## Exercise passage
____________________

I should have gone out over the weekend for one of my friends birthdays, I don't know why I said I would go, as I should have known that when the time came, I would'nt.

It got me thinking about how I was before all this anxiety started, I had always been a worrier, but not like this. Before I only used to worry about aches and pains if I had had them for a few days, where as now, the second I feel something, I panic.

I used to never want to be IN the house, and now I don't want to go out of it most of the time, I never used to think twice about getting up and singing on the karaoke in front of a pub full of people, I was the joker of the group, felt quite confident in myself, and also the one that my friends used to come and talk to if they had a problem about anything.

I feel as though I am a completely different person now, and that I will never be the same as what I was before, I have lost friends because I kept letting them down, and that really gets me down, if I was that person once, surely I could be again.

But I feel as though this anxiety is a lot stronger than I am, if it is'nt one symptom its another, as I'm sure you all know.

Its like now, my scalp feels so tight, and I'm worrying. I know its probably because my boyfriend went to the bank at 10am, and has'nt come back so I'm stressing as I know he will be sitting in the pub, laughing and joking with his friends, while I am sat here with my 2 kids off school sick. I don't know why I am bothered about him really, as he is no help when he is here, I get more support from my dogs than I do from him.

God, I feel as though this is turning into a post where I am beginning to feel sorry for myself, and I don't want it to be like that.

Anyway changing the subject, what were you like before your anxiety started.

Sorry for the long post

Take Care

Sara
xxxxx

mumof3
02-10-06, 13:42
hiya sara,you sound just like me i used to work in a busy bar in the middle of town,i was allways the first on the dancefloor ect,now it can take me days just to get to my local shop which is 2 mins away,im lucky my hubby is brilliant and helps me a great deal i still feel as if im on my own trying to deal with panic attacks ect hope your feeling better soon my gp has been brilliant i kept thinking ive feel better the next day and day after,it wasnt untill i spoke to my gp that i found out there is lots of support out there i just want the old me back,take care

belle
02-10-06, 14:42
Hi..
I'm virtually housebound at the moment, which IS frustrating.
2 years before my agoraphobia hit i was your normal 21 year old. My last holiday before i became ill was in Australia where i spent 6 weeks, its ironic really, i went possibly one of the furthest places from my home then and NOW i can barely leave the house.
I do however recall that i wasn't too keen on travelling that far in my car, i think the furthest i went was about 20 miles, but still - there are "normal" people that aren't confident drivers.

____________________

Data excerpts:
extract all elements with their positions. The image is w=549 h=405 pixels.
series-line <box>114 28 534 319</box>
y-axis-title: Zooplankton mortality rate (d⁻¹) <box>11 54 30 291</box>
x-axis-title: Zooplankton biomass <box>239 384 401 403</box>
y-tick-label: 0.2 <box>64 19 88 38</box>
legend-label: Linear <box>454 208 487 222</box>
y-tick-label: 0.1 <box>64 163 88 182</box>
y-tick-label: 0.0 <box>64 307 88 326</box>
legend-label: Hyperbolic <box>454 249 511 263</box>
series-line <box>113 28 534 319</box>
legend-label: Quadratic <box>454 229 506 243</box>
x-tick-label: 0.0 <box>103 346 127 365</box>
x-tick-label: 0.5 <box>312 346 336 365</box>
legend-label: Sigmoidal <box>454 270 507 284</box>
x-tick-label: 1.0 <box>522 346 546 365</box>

____________________

## What to do
a. In the forum thread about anxiety, how long did belle spend in Australia on her last holiday before becoming ill?
b. Using the forum thread about anxiety, explain why belle calls her trip to Australia ironic.
c. Resume the forum thread about anxiety from the point where it stops.

## Answers for each item
a. She spent six weeks there.

b. Belle went to Australia, possibly one of the farthest places from her home, on her last holiday before her agoraphobia began. Now she can barely leave the house.

c.
I worked 2 jobs and had a flipping good life and LOTS of friends. NOW - i have no friends and a husband who just see's me as a burden and someone who is stopping him from living the life he wants!!!
Great being agoraphobic :(

Sarah x

net
02-10-06, 14:52
i cant remember a time when i want anxious mine started when i was very young

netty


the dreams of the future are better than the history of the past

Ma Larkin
02-10-06, 16:33
I was everything I wished I could be. Had a good job (still got the job), beautiful children, out-going personality (in fact an absolute nutter who would have people laughing all night), support from family. Now I feel like a prisoner in my own home, can't be bothered with my appearance, don't eat properly, let the housework go. I've still got "tarts darts". I've played ladies darts for 20 years (no offence at the tarts ladies, its just what the blokes in the pub call us - we're hardly tarts, I'm the youngest at 39!!) This is my only night out, still don't bother about my appearance, its jeans or trackies and hair tied in a pony tail. I just don't seem to have the energy any more, and feel like I have nothing to make an effort for. I also have health anxiety so every little twinge is a heart attack. I was so looking forward to being 40 next week, but I don't feel like I've got anything to look forward to any more.

I wish I could be my old self again!

Les

yorkylover
02-10-06, 17:12
My anxiety started when I was young,secondary school was hard for me.Teachers making you stand up infront of the class,being picked on by other kids.I had my confidence knocked out and still have very little.My panic attacks started just over 10 years ago.I dont remember what its like to be without anxiety,its always been part of my life.It has got worse as Iv got older.My life is always full of some sort of stress.

Ellen XX

kate
02-10-06, 17:26
I really can't remember....

Kate

"Everybody's changing and I don't feel the same"

janie
02-10-06, 17:40
Hi everyone - good question Sara

I can remember very clearly as I have had anxiety only for the past 6 months (although it feels like longer).

I was very confident and exceptionally calm. Until meeting my second husband 3 years ago I looked after my three children, worked full time and just took everything in my stride. I cannot honestly say that I have been a worrier. I met my husband, fell madly in love and my life was perfect. Then I had a string of bad luck one year starting with breaking my leg very badly just 2 days before I got married in Colorado, and lots of other bits and pieces over the next 12 months.

Just when things were getting better I had a panic attack in bed one night - frightened the life out of me and I've been suffering since. I've had some really good days when I think I'm getting on top of it, and then some awful days which take a long time to claw back from.

Having seen a CBT therapist I do understand that perhaps because I have always been a coper and always put other people first I have spent years not looking after me. I also had a very difficult and disjointed childhood which probably hasn't helped.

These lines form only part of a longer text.